* TASK DESCRIPTION
From the entries below, report how many lines contain the string "故C项错误". Give only that number.

______

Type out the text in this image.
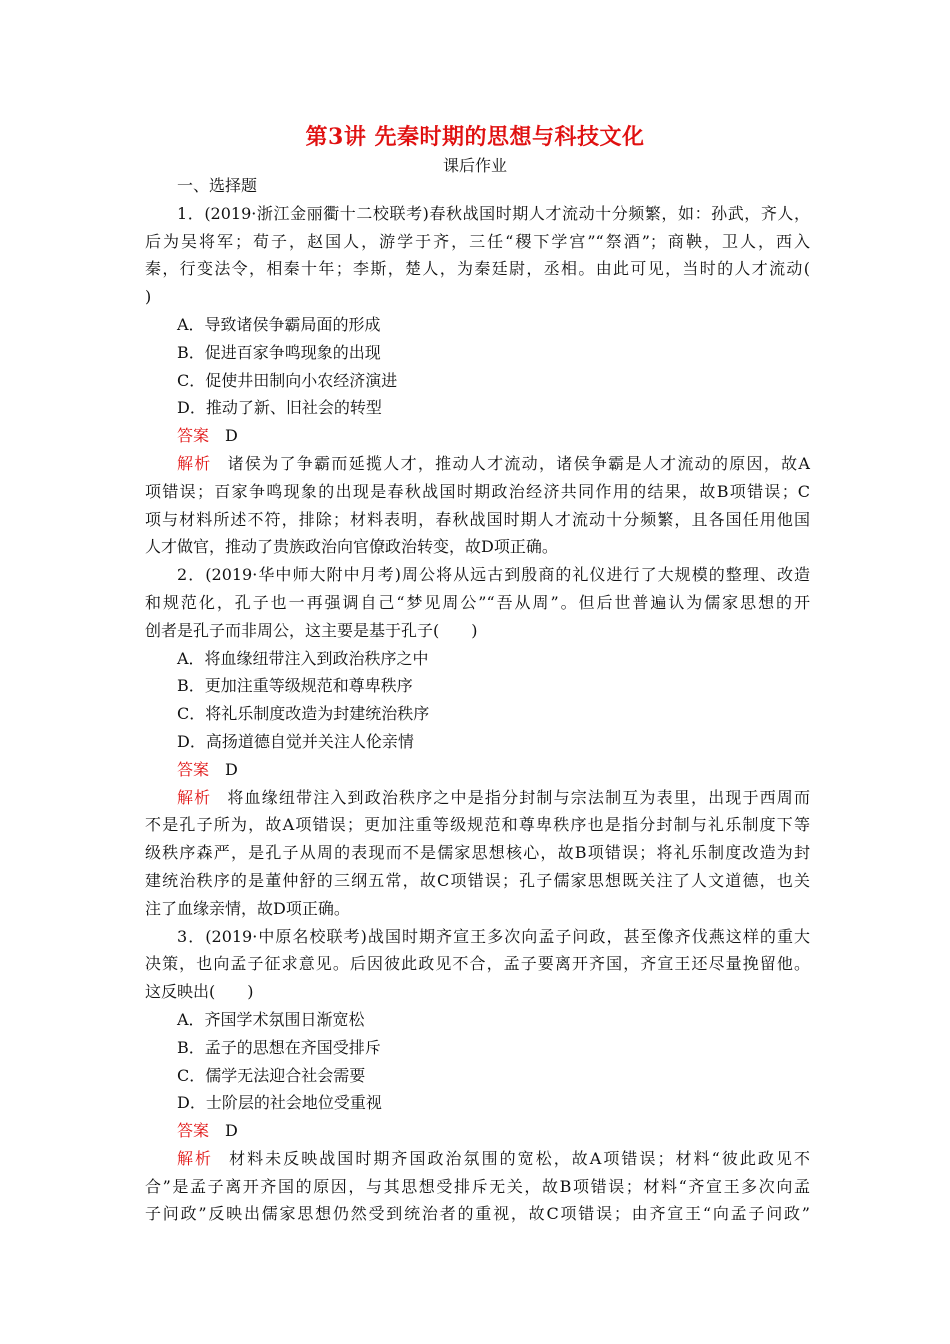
第3讲 先秦时期的思想与科技文化
课后作业
一、选择题
1．(2019·浙江金丽衢十二校联考)春秋战国时期人才流动十分频繁，如：孙武，齐人，
后为吴将军；荀子，赵国人，游学于齐，三任“稷下学宫”“祭酒”；商鞅，卫人，西入
秦，行变法令，相秦十年；李斯，楚人，为秦廷尉，丞相。由此可见，当时的人才流动(
)
A．导致诸侯争霸局面的形成
B．促进百家争鸣现象的出现
C．促使井田制向小农经济演进
D．推动了新、旧社会的转型
答案 D
解析 诸侯为了争霸而延揽人才，推动人才流动，诸侯争霸是人才流动的原因，故A
项错误；百家争鸣现象的出现是春秋战国时期政治经济共同作用的结果，故B项错误；C
项与材料所述不符，排除；材料表明，春秋战国时期人才流动十分频繁，且各国任用他国
人才做官，推动了贵族政治向官僚政治转变，故D项正确。
2．(2019·华中师大附中月考)周公将从远古到殷商的礼仪进行了大规模的整理、改造
和规范化，孔子也一再强调自己“梦见周公”“吾从周”。但后世普遍认为儒家思想的开
创者是孔子而非周公，这主要是基于孔子(　　)
A．将血缘纽带注入到政治秩序之中
B．更加注重等级规范和尊卑秩序
C．将礼乐制度改造为封建统治秩序
D．高扬道德自觉并关注人伦亲情
答案 D
解析 将血缘纽带注入到政治秩序之中是指分封制与宗法制互为表里，出现于西周而
不是孔子所为，故A项错误；更加注重等级规范和尊卑秩序也是指分封制与礼乐制度下等
级秩序森严，是孔子从周的表现而不是儒家思想核心，故B项错误；将礼乐制度改造为封
建统治秩序的是董仲舒的三纲五常，故C项错误；孔子儒家思想既关注了人文道德，也关
注了血缘亲情，故D项正确。
3．(2019·中原名校联考)战国时期齐宣王多次向孟子问政，甚至像齐伐燕这样的重大
决策，也向孟子征求意见。后因彼此政见不合，孟子要离开齐国，齐宣王还尽量挽留他。
这反映出(　　)
A．齐国学术氛围日渐宽松
B．孟子的思想在齐国受排斥
C．儒学无法迎合社会需要
D．士阶层的社会地位受重视
答案 D
解析 材料未反映战国时期齐国政治氛围的宽松，故A项错误；材料“彼此政见不
合”是孟子离开齐国的原因，与其思想受排斥无关，故B项错误；材料“齐宣王多次向孟
子问政”反映出儒家思想仍然受到统治者的重视，故C项错误；由齐宣王“向孟子问政”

______

* TASK RESPONSE
2